## DATA TO PROCESS
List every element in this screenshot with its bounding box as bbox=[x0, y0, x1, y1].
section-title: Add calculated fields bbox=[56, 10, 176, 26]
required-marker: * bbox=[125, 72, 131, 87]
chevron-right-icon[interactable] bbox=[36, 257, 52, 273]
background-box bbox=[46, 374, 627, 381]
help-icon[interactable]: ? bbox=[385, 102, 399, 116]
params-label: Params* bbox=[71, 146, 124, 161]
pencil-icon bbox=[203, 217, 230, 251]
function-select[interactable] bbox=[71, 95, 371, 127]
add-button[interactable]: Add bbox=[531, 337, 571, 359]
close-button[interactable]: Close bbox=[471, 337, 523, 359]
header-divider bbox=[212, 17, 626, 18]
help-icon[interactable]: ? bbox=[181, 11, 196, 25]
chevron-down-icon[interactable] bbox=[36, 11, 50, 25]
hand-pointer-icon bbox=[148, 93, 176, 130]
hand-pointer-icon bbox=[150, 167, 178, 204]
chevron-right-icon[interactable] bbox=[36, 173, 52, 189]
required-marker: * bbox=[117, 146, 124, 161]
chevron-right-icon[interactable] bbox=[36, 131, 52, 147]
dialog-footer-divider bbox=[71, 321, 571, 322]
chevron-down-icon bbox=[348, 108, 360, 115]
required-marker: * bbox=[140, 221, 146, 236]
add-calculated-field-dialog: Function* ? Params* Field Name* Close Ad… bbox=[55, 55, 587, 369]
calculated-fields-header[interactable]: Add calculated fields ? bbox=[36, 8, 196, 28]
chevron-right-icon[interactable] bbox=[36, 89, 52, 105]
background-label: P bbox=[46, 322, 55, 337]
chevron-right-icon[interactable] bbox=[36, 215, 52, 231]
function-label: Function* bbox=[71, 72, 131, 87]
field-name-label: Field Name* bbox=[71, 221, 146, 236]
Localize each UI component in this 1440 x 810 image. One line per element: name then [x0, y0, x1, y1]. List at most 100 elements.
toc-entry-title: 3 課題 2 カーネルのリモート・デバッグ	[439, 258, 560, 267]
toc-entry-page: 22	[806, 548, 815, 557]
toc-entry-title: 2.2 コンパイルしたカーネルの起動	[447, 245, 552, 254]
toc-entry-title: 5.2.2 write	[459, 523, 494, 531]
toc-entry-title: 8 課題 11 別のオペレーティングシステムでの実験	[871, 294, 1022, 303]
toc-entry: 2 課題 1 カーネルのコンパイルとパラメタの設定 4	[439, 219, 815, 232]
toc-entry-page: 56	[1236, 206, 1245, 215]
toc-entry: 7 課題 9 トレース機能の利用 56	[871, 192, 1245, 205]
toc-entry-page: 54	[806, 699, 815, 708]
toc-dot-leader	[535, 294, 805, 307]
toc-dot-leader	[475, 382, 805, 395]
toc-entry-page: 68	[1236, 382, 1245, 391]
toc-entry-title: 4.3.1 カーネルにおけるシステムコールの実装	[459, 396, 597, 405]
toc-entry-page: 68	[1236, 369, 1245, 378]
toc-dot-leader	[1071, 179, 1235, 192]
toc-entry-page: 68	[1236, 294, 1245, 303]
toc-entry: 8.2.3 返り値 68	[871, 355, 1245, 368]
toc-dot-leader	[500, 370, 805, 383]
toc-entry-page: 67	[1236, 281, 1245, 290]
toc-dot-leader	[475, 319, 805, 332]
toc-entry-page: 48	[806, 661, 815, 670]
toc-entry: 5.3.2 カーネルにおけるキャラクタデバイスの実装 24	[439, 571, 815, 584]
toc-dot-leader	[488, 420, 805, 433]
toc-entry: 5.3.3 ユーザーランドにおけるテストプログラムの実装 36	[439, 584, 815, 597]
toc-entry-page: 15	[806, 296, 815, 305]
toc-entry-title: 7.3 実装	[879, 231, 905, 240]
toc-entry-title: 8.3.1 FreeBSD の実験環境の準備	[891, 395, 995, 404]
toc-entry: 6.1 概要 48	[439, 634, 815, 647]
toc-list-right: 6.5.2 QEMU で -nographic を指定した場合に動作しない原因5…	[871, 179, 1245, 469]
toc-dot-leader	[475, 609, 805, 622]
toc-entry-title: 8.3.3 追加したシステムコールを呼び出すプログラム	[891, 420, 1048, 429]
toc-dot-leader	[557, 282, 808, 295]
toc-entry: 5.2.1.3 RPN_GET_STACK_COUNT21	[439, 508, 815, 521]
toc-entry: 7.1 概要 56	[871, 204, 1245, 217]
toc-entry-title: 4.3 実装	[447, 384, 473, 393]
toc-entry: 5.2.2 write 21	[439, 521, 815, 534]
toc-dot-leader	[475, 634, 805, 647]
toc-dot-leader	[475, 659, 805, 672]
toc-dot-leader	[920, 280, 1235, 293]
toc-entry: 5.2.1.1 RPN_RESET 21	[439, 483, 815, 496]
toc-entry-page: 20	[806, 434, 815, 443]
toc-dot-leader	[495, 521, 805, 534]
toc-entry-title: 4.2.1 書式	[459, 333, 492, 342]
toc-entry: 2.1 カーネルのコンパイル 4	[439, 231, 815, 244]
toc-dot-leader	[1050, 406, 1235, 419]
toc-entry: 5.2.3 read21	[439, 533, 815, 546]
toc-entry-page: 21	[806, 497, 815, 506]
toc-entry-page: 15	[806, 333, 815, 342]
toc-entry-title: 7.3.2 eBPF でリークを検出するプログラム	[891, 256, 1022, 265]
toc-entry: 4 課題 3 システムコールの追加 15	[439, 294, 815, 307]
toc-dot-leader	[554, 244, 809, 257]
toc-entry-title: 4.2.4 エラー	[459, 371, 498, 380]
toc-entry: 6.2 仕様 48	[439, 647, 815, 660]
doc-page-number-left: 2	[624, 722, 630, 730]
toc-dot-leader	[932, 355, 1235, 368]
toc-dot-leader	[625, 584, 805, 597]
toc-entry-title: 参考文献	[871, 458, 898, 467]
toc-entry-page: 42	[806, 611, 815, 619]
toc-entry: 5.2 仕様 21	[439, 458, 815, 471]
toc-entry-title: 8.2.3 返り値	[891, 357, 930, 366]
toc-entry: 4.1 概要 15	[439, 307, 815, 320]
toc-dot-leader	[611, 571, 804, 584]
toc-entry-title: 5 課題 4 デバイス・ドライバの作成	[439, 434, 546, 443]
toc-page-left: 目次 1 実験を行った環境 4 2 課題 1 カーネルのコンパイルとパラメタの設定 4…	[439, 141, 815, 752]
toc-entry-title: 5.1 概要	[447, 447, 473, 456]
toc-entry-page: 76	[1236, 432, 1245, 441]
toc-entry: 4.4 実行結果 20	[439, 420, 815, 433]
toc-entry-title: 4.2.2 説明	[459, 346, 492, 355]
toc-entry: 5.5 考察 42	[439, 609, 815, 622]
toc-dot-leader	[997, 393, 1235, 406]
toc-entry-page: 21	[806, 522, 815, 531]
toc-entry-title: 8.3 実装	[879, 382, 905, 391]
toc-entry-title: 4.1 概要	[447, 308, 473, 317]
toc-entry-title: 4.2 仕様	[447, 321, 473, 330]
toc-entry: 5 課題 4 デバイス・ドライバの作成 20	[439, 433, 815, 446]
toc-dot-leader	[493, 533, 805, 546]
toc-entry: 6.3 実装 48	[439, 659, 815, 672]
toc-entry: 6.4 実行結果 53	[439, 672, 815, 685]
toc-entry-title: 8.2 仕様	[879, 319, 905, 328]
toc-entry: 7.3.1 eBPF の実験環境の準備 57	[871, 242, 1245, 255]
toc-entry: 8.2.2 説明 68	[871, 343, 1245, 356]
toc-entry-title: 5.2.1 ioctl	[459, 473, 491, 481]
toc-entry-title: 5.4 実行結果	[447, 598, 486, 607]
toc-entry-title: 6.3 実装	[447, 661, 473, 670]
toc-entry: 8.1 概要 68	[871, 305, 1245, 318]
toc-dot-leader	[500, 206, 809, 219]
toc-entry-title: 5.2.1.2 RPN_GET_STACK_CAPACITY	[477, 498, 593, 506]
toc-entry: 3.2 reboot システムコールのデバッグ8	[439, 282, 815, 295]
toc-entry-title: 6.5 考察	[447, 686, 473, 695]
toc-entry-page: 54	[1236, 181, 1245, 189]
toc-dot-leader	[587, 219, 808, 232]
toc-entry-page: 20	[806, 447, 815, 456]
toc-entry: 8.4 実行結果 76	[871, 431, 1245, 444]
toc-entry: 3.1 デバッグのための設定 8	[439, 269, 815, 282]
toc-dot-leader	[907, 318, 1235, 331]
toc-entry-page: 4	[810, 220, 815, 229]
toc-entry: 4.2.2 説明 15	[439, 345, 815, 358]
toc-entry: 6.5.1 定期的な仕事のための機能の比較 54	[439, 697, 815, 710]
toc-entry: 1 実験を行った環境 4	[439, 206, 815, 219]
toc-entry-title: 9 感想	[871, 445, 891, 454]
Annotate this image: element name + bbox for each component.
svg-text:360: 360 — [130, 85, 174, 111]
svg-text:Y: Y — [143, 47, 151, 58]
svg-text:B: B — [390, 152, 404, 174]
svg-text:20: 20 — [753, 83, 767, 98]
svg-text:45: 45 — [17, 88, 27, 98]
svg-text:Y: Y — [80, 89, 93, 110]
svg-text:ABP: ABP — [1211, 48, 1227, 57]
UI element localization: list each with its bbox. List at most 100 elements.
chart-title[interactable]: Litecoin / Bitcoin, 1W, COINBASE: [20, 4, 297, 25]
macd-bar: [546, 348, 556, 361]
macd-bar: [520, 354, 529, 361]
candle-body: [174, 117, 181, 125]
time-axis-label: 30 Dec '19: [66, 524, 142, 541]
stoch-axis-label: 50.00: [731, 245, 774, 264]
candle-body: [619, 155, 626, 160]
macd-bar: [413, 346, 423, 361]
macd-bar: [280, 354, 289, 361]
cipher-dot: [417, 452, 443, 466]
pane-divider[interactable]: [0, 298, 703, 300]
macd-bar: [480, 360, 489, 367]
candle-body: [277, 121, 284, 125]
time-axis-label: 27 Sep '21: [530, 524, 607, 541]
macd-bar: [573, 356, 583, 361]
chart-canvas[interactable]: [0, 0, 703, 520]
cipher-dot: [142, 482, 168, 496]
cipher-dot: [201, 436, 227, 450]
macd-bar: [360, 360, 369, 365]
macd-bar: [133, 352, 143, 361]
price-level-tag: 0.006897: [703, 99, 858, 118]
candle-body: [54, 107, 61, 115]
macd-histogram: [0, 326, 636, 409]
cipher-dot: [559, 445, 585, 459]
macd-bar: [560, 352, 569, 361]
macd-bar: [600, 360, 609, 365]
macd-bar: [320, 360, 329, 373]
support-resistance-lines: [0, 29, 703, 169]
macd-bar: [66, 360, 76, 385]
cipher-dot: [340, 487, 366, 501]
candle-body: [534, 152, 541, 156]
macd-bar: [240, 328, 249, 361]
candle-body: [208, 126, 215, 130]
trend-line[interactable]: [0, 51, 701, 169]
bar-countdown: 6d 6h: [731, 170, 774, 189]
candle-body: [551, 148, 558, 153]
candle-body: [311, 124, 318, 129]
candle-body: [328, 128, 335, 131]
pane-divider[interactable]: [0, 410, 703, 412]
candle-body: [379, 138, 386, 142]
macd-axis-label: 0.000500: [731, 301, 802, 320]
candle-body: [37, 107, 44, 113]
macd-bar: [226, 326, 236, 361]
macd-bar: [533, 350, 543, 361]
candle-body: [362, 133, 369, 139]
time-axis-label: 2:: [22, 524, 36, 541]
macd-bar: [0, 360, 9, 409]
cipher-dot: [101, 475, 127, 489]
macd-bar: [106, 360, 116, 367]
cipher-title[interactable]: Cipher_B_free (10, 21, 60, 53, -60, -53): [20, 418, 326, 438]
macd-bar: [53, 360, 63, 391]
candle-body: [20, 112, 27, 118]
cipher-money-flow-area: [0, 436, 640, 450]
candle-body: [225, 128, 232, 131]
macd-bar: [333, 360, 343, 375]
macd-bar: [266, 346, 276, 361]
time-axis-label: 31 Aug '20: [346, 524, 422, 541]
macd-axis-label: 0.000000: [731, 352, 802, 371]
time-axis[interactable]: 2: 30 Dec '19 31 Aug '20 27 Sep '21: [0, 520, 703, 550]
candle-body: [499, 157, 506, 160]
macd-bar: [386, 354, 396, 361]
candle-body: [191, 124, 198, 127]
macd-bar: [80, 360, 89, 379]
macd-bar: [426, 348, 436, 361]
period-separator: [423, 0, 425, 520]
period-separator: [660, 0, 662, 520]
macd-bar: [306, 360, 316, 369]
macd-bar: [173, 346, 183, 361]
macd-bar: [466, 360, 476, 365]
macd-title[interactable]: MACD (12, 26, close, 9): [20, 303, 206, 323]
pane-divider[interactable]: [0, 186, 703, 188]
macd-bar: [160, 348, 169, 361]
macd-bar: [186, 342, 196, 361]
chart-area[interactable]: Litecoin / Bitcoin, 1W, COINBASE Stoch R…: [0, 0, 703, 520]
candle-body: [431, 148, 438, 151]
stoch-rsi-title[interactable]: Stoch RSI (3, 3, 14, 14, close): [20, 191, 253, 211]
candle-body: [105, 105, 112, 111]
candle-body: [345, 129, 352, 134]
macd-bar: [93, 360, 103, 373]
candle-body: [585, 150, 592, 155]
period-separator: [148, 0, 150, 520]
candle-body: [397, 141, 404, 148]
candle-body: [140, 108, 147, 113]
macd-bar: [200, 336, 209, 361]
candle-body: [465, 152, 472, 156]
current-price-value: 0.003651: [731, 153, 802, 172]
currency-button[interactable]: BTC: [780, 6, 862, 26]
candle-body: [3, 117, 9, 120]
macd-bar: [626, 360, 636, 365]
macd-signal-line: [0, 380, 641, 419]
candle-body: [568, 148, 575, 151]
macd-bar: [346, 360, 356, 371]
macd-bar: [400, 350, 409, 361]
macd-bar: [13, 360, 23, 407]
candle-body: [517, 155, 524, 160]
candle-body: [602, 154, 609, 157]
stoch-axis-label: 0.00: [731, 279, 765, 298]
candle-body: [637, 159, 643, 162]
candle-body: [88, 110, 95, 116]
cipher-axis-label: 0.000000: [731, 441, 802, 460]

## TASK GOAL
Reproduce verbatim everything from the first line above down to and including the line that contains "699, 815, 708]".

## ANSWER FOR THE TASK
List every element in this screenshot with its bounding box as bbox=[x0, y0, x1, y1].
section-title: Add calculated fields bbox=[56, 10, 176, 26]
required-marker: * bbox=[125, 72, 131, 87]
chevron-right-icon[interactable] bbox=[36, 257, 52, 273]
background-box bbox=[46, 374, 627, 381]
help-icon[interactable]: ? bbox=[385, 102, 399, 116]
params-label: Params* bbox=[71, 146, 124, 161]
pencil-icon bbox=[203, 217, 230, 251]
function-select[interactable] bbox=[71, 95, 371, 127]
add-button[interactable]: Add bbox=[531, 337, 571, 359]
close-button[interactable]: Close bbox=[471, 337, 523, 359]
header-divider bbox=[212, 17, 626, 18]
help-icon[interactable]: ? bbox=[181, 11, 196, 25]
chevron-down-icon[interactable] bbox=[36, 11, 50, 25]
hand-pointer-icon bbox=[148, 93, 176, 130]
hand-pointer-icon bbox=[150, 167, 178, 204]
chevron-right-icon[interactable] bbox=[36, 173, 52, 189]
required-marker: * bbox=[117, 146, 124, 161]
chevron-right-icon[interactable] bbox=[36, 131, 52, 147]
dialog-footer-divider bbox=[71, 321, 571, 322]
chevron-down-icon bbox=[348, 108, 360, 115]
required-marker: * bbox=[140, 221, 146, 236]
add-calculated-field-dialog: Function* ? Params* Field Name* Close Ad… bbox=[55, 55, 587, 369]
calculated-fields-header[interactable]: Add calculated fields ? bbox=[36, 8, 196, 28]
chevron-right-icon[interactable] bbox=[36, 89, 52, 105]
background-label: P bbox=[46, 322, 55, 337]
chevron-right-icon[interactable] bbox=[36, 215, 52, 231]
function-label: Function* bbox=[71, 72, 131, 87]
field-name-label: Field Name* bbox=[71, 221, 146, 236]
Localize each UI component in this 1440 x 810 image. One line per element: name then [x0, y0, x1, y1]. List at most 100 elements.
toc-entry-title: 3 課題 2 カーネルのリモート・デバッグ	[439, 258, 560, 267]
toc-entry-page: 22	[806, 548, 815, 557]
toc-entry-title: 2.2 コンパイルしたカーネルの起動	[447, 245, 552, 254]
toc-entry-title: 5.2.2 write	[459, 523, 494, 531]
toc-entry-title: 8 課題 11 別のオペレーティングシステムでの実験	[871, 294, 1022, 303]
toc-entry: 2 課題 1 カーネルのコンパイルとパラメタの設定 4	[439, 219, 815, 232]
toc-entry-page: 56	[1236, 206, 1245, 215]
toc-entry: 7 課題 9 トレース機能の利用 56	[871, 192, 1245, 205]
toc-entry-page: 54	[806, 699, 815, 708]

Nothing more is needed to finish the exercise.